(BRIEF) Your reply should be one number: the count of lines holding the word "Compensation".

(GIVEN INFORMATION)
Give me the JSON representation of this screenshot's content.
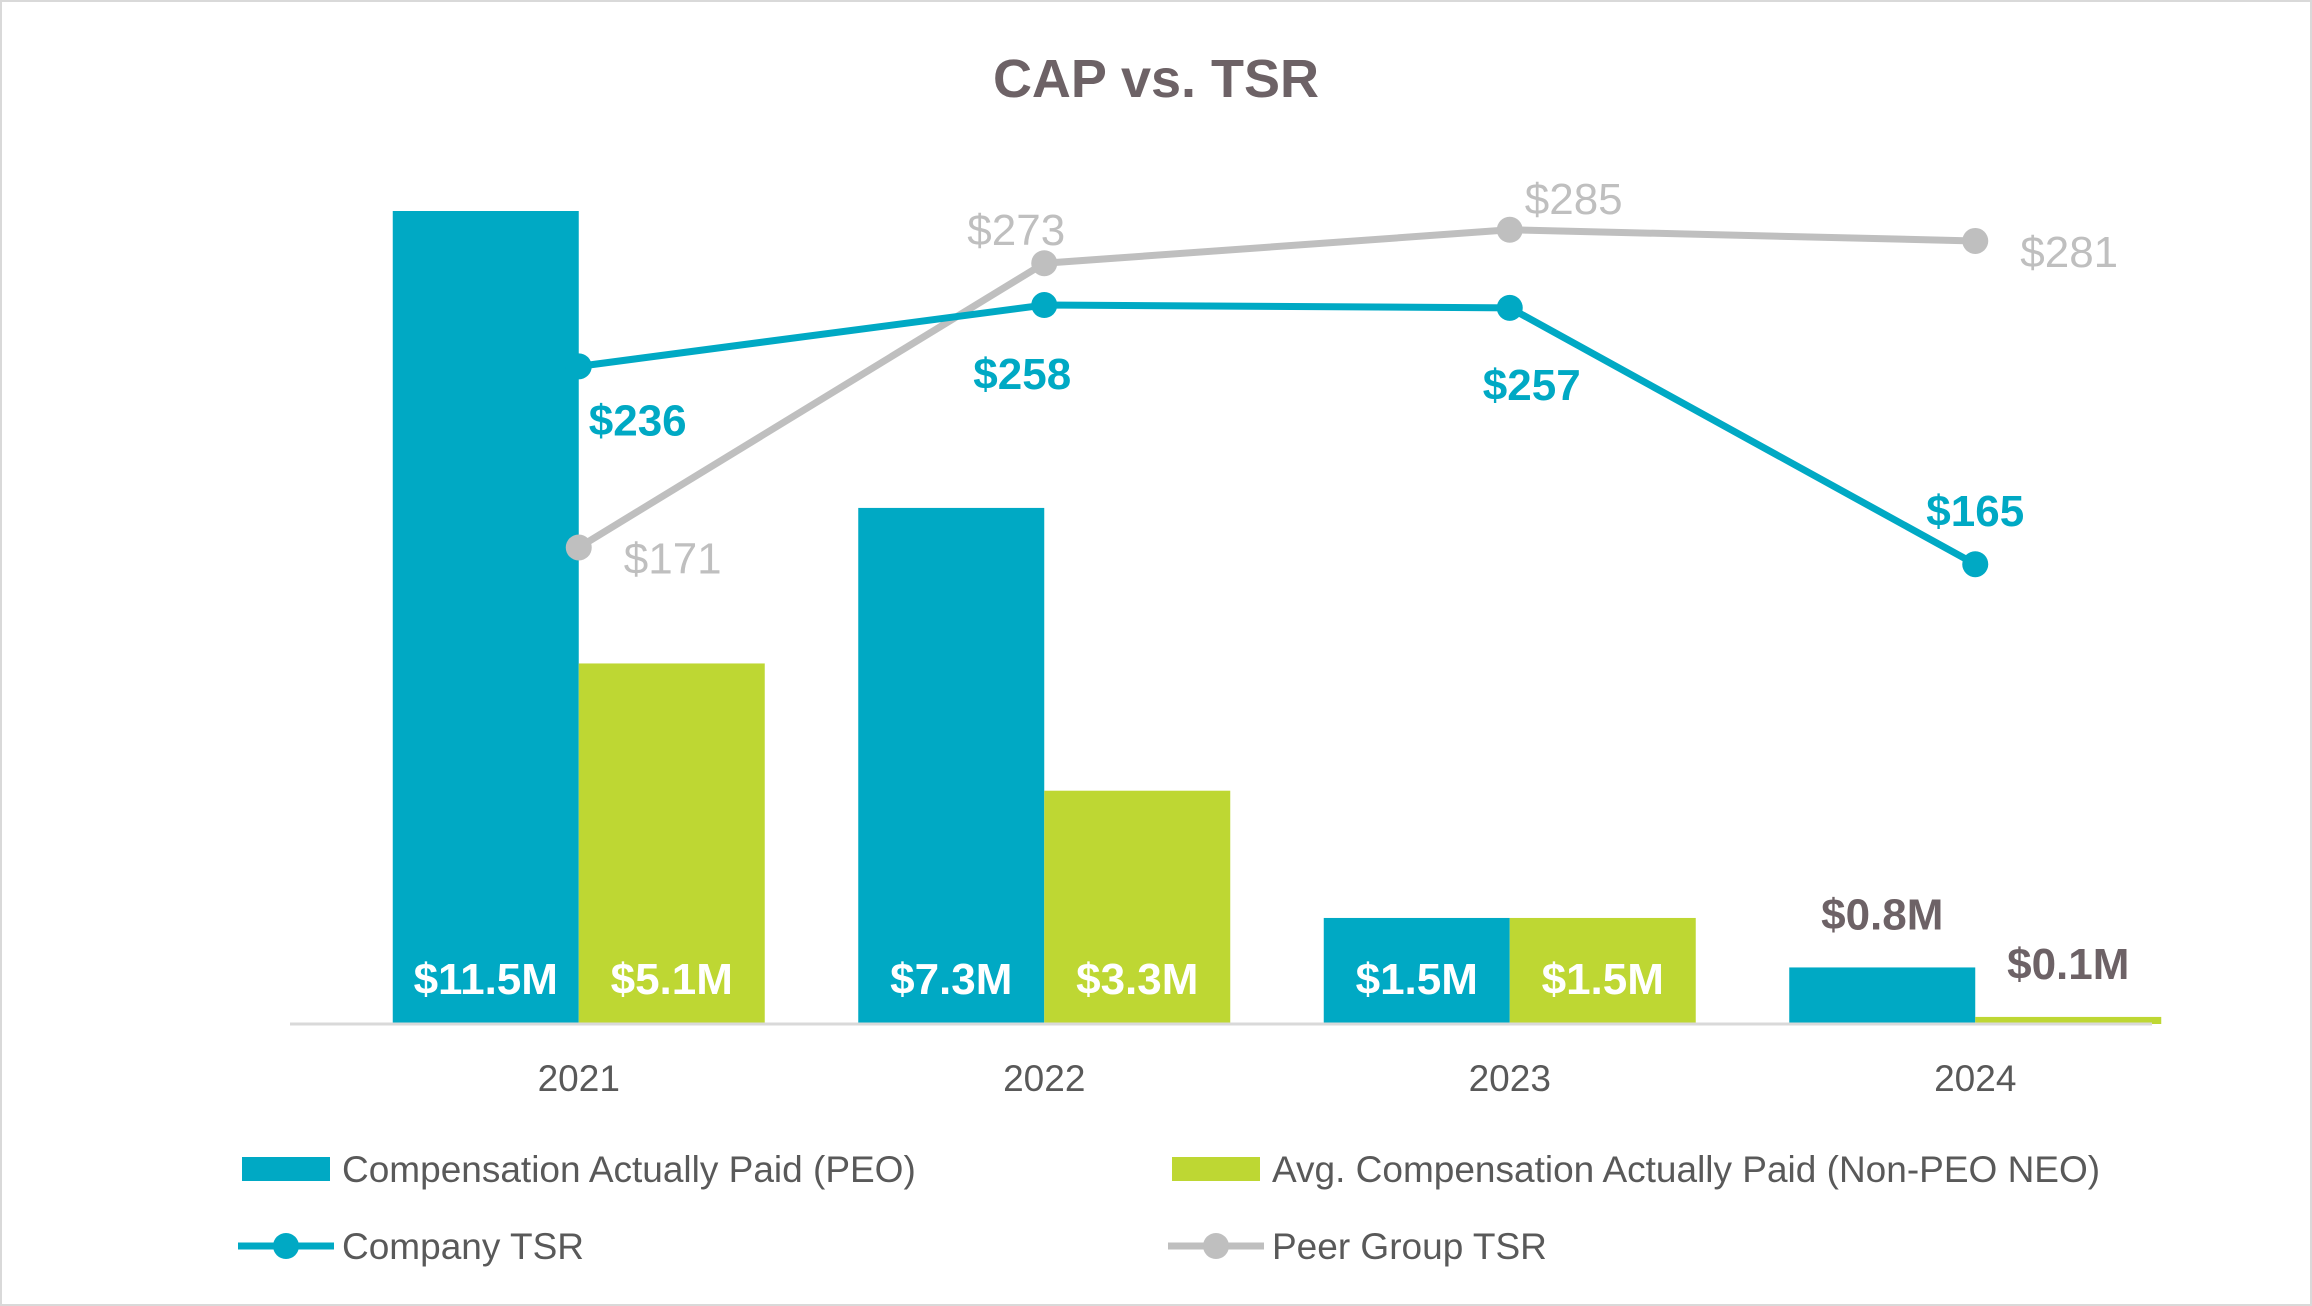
{
  "chart_data": {
    "type": "bar",
    "title": "CAP vs. TSR",
    "categories": [
      "2021",
      "2022",
      "2023",
      "2024"
    ],
    "bar_series": [
      {
        "name": "Compensation Actually Paid (PEO)",
        "values": [
          11.5,
          7.3,
          1.5,
          0.8
        ],
        "labels": [
          "$11.5M",
          "$7.3M",
          "$1.5M",
          "$0.8M"
        ],
        "color": "#00a9c4"
      },
      {
        "name": "Avg. Compensation Actually Paid (Non-PEO NEO)",
        "values": [
          5.1,
          3.3,
          1.5,
          0.1
        ],
        "labels": [
          "$5.1M",
          "$3.3M",
          "$1.5M",
          "$0.1M"
        ],
        "color": "#bed733"
      }
    ],
    "line_series": [
      {
        "name": "Company TSR",
        "values": [
          236,
          258,
          257,
          165
        ],
        "labels": [
          "$236",
          "$258",
          "$257",
          "$165"
        ],
        "color": "#00a9c4"
      },
      {
        "name": "Peer Group TSR",
        "values": [
          171,
          273,
          285,
          281
        ],
        "labels": [
          "$171",
          "$273",
          "$285",
          "$281"
        ],
        "color": "#bfbfbf"
      }
    ],
    "bar_axis": {
      "unit": "$M",
      "range": [
        0,
        11.5
      ]
    },
    "line_axis": {
      "unit": "$",
      "range": [
        0,
        300
      ]
    },
    "grid": false,
    "legend_position": "bottom",
    "axis_color": "#d9d9d9",
    "label_color_outside": "#6d6266"
  }
}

(FINAL RESULT) 2